= EXERCISE BRIEF =
Turn every line of the items below into a numbered list, skipping blank lines and leaving out the pictures.

= MATERIAL PROVIDED =
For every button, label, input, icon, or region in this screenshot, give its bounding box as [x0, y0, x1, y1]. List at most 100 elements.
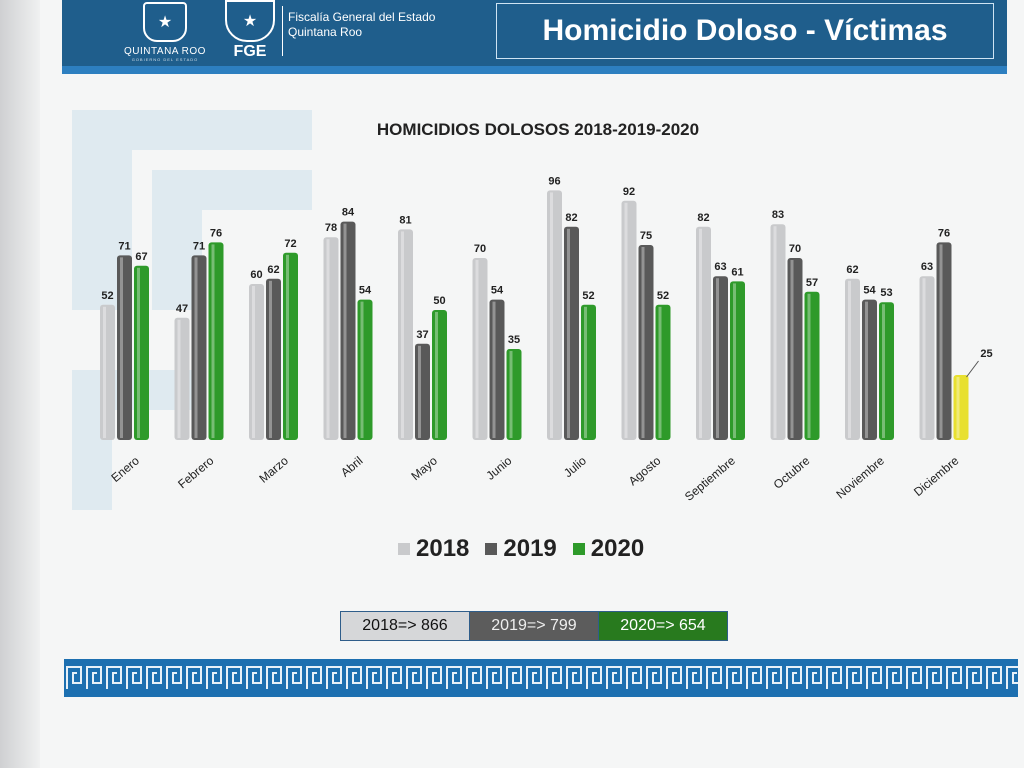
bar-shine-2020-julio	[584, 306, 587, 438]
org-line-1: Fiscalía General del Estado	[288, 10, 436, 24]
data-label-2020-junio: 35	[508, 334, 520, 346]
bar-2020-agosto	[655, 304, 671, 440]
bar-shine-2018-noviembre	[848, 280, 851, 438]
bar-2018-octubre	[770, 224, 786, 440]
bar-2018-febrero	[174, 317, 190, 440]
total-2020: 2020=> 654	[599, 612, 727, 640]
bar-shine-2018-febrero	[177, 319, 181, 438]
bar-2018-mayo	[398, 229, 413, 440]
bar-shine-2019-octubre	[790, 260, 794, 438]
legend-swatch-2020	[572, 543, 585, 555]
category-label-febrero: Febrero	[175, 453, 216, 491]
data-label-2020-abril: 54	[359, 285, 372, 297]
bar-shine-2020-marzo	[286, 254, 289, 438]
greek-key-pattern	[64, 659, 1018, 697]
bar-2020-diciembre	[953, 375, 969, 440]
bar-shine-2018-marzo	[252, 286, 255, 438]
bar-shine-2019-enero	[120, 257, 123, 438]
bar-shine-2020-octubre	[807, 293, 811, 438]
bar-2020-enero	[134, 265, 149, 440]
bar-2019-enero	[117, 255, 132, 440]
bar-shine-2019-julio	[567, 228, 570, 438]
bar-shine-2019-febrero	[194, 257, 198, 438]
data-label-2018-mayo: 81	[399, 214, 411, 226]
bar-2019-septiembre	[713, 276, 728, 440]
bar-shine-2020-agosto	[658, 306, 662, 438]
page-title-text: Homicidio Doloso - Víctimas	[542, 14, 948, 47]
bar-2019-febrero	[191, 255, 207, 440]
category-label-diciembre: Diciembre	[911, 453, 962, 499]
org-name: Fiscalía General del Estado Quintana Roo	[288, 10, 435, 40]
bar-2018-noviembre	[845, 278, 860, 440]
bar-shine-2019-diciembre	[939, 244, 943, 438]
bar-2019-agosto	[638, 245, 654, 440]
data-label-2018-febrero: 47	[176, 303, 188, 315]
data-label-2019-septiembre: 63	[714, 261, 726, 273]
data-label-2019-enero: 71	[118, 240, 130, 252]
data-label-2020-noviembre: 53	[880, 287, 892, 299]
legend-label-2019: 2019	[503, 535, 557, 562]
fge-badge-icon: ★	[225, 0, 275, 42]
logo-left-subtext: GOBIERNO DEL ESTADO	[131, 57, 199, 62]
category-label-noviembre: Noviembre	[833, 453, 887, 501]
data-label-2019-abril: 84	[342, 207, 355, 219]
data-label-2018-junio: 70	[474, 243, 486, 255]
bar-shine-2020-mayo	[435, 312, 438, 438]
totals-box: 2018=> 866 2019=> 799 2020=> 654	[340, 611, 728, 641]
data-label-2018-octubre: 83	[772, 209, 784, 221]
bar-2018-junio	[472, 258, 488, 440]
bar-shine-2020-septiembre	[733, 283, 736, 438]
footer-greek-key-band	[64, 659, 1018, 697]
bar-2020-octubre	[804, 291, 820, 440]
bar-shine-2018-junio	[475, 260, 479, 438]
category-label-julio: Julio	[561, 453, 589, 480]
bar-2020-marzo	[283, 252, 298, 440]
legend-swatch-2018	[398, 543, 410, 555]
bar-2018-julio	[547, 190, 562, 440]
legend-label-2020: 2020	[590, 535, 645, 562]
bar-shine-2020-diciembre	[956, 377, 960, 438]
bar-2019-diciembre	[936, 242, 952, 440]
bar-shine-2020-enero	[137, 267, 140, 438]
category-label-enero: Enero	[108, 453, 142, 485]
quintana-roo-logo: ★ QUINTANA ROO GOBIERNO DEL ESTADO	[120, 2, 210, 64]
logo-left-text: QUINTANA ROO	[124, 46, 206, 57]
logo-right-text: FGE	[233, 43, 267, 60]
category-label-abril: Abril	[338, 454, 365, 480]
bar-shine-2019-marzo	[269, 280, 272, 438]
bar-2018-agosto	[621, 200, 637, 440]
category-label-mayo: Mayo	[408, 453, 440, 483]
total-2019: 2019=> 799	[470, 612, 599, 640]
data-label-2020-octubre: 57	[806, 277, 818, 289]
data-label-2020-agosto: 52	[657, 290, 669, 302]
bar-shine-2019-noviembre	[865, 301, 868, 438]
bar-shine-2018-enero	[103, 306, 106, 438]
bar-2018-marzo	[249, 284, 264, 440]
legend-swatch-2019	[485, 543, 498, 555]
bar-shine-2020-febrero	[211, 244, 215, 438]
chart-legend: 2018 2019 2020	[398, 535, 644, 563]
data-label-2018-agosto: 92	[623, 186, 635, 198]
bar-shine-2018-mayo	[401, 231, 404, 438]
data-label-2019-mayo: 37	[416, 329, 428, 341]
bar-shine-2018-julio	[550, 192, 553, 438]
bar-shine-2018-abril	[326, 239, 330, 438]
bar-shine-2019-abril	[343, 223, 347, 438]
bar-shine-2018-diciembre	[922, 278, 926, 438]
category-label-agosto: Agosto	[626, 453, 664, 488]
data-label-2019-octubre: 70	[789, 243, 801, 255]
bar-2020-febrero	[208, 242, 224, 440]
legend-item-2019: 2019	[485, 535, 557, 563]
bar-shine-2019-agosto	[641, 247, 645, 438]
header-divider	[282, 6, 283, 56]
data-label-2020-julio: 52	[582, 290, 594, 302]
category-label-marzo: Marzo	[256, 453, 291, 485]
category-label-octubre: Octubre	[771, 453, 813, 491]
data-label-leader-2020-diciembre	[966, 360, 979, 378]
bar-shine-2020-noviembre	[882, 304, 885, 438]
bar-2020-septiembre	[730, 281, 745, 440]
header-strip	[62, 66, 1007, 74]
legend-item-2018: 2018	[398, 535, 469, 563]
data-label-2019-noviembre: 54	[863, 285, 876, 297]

= FINAL ANSWER =
1. For every button, label, input, icon, or region in this screenshot, give its bounding box as [x0, y0, x1, y1]. List at most 100 elements.
2. bar-shine-2020-julio	[584, 306, 587, 438]
3. org-line-1: Fiscalía General del Estado	[288, 10, 436, 24]
4. data-label-2020-junio: 35	[508, 334, 520, 346]
5. bar-2020-agosto	[655, 304, 671, 440]
6. bar-shine-2018-noviembre	[848, 280, 851, 438]
7. bar-2018-octubre	[770, 224, 786, 440]
8. bar-2018-febrero	[174, 317, 190, 440]
9. total-2020: 2020=> 654	[599, 612, 727, 640]
10. bar-shine-2018-febrero	[177, 319, 181, 438]
11. bar-2018-mayo	[398, 229, 413, 440]
12. bar-shine-2019-octubre	[790, 260, 794, 438]
13. legend-swatch-2020	[572, 543, 585, 555]
14. category-label-febrero: Febrero	[175, 453, 216, 491]
15. data-label-2020-abril: 54	[359, 285, 372, 297]
16. bar-shine-2020-marzo	[286, 254, 289, 438]
17. greek-key-pattern	[64, 659, 1018, 697]
18. bar-2020-diciembre	[953, 375, 969, 440]
19. bar-shine-2018-marzo	[252, 286, 255, 438]
20. bar-shine-2019-enero	[120, 257, 123, 438]
21. bar-shine-2020-octubre	[807, 293, 811, 438]
22. bar-2020-enero	[134, 265, 149, 440]
23. bar-2019-enero	[117, 255, 132, 440]
24. bar-shine-2019-julio	[567, 228, 570, 438]
25. bar-shine-2019-febrero	[194, 257, 198, 438]
26. data-label-2018-mayo: 81	[399, 214, 411, 226]
27. bar-2019-septiembre	[713, 276, 728, 440]
28. bar-shine-2020-agosto	[658, 306, 662, 438]
29. page-title-text: Homicidio Doloso - Víctimas	[542, 14, 948, 47]
30. bar-2019-febrero	[191, 255, 207, 440]
31. category-label-diciembre: Diciembre	[911, 453, 962, 499]
32. org-name: Fiscalía General del Estado Quintana Roo	[288, 10, 435, 40]
33. bar-2018-noviembre	[845, 278, 860, 440]
34. bar-shine-2019-diciembre	[939, 244, 943, 438]
35. bar-2019-agosto	[638, 245, 654, 440]
36. data-label-2018-febrero: 47	[176, 303, 188, 315]
37. data-label-2019-septiembre: 63	[714, 261, 726, 273]
38. data-label-2019-enero: 71	[118, 240, 130, 252]
39. data-label-2020-noviembre: 53	[880, 287, 892, 299]
40. legend-label-2019: 2019	[503, 535, 557, 562]
41. fge-badge-icon: ★	[225, 0, 275, 42]
42. logo-left-subtext: GOBIERNO DEL ESTADO	[131, 57, 199, 62]
43. category-label-noviembre: Noviembre	[833, 453, 887, 501]
44. data-label-2019-abril: 84	[342, 207, 355, 219]
45. data-label-2018-junio: 70	[474, 243, 486, 255]
46. bar-shine-2020-mayo	[435, 312, 438, 438]
47. totals-box: 2018=> 866 2019=> 799 2020=> 654	[340, 611, 728, 641]
48. data-label-2018-octubre: 83	[772, 209, 784, 221]
49. bar-2018-junio	[472, 258, 488, 440]
50. bar-shine-2020-septiembre	[733, 283, 736, 438]
51. footer-greek-key-band	[64, 659, 1018, 697]
52. bar-2020-octubre	[804, 291, 820, 440]
53. bar-shine-2018-junio	[475, 260, 479, 438]
54. category-label-julio: Julio	[561, 453, 589, 480]
55. bar-2020-marzo	[283, 252, 298, 440]
56. legend-swatch-2018	[398, 543, 410, 555]
57. bar-2018-julio	[547, 190, 562, 440]
58. legend-label-2020: 2020	[590, 535, 645, 562]
59. bar-shine-2020-diciembre	[956, 377, 960, 438]
60. bar-2019-diciembre	[936, 242, 952, 440]
61. bar-shine-2020-enero	[137, 267, 140, 438]
62. category-label-enero: Enero	[108, 453, 142, 485]
63. quintana-roo-logo: ★ QUINTANA ROO GOBIERNO DEL ESTADO	[120, 2, 210, 64]
64. logo-left-text: QUINTANA ROO	[124, 46, 206, 57]
65. logo-right-text: FGE	[233, 43, 267, 60]
66. category-label-abril: Abril	[338, 454, 365, 480]
67. bar-shine-2019-marzo	[269, 280, 272, 438]
68. bar-2018-agosto	[621, 200, 637, 440]
69. category-label-mayo: Mayo	[408, 453, 440, 483]
70. total-2019: 2019=> 799	[470, 612, 599, 640]
71. data-label-2020-octubre: 57	[806, 277, 818, 289]
72. data-label-2020-agosto: 52	[657, 290, 669, 302]
73. bar-shine-2019-noviembre	[865, 301, 868, 438]
74. bar-shine-2018-enero	[103, 306, 106, 438]
75. bar-2018-marzo	[249, 284, 264, 440]
76. legend-swatch-2019	[485, 543, 498, 555]
77. bar-shine-2020-febrero	[211, 244, 215, 438]
78. chart-legend: 2018 2019 2020	[398, 535, 644, 563]
79. data-label-2018-agosto: 92	[623, 186, 635, 198]
80. bar-shine-2018-mayo	[401, 231, 404, 438]
81. data-label-2019-mayo: 37	[416, 329, 428, 341]
82. bar-shine-2018-julio	[550, 192, 553, 438]
83. bar-shine-2018-abril	[326, 239, 330, 438]
84. bar-shine-2019-abril	[343, 223, 347, 438]
85. bar-shine-2018-diciembre	[922, 278, 926, 438]
86. category-label-agosto: Agosto	[626, 453, 664, 488]
87. data-label-2019-octubre: 70	[789, 243, 801, 255]
88. bar-2020-febrero	[208, 242, 224, 440]
89. legend-item-2019: 2019	[485, 535, 557, 563]
90. bar-shine-2019-agosto	[641, 247, 645, 438]
91. header-divider	[282, 6, 283, 56]
92. data-label-2020-julio: 52	[582, 290, 594, 302]
93. category-label-marzo: Marzo	[256, 453, 291, 485]
94. category-label-octubre: Octubre	[771, 453, 813, 491]
95. data-label-leader-2020-diciembre	[966, 360, 979, 378]
96. bar-shine-2020-noviembre	[882, 304, 885, 438]
97. bar-2020-septiembre	[730, 281, 745, 440]
98. header-strip	[62, 66, 1007, 74]
99. legend-item-2018: 2018	[398, 535, 469, 563]
100. data-label-2019-noviembre: 54	[863, 285, 876, 297]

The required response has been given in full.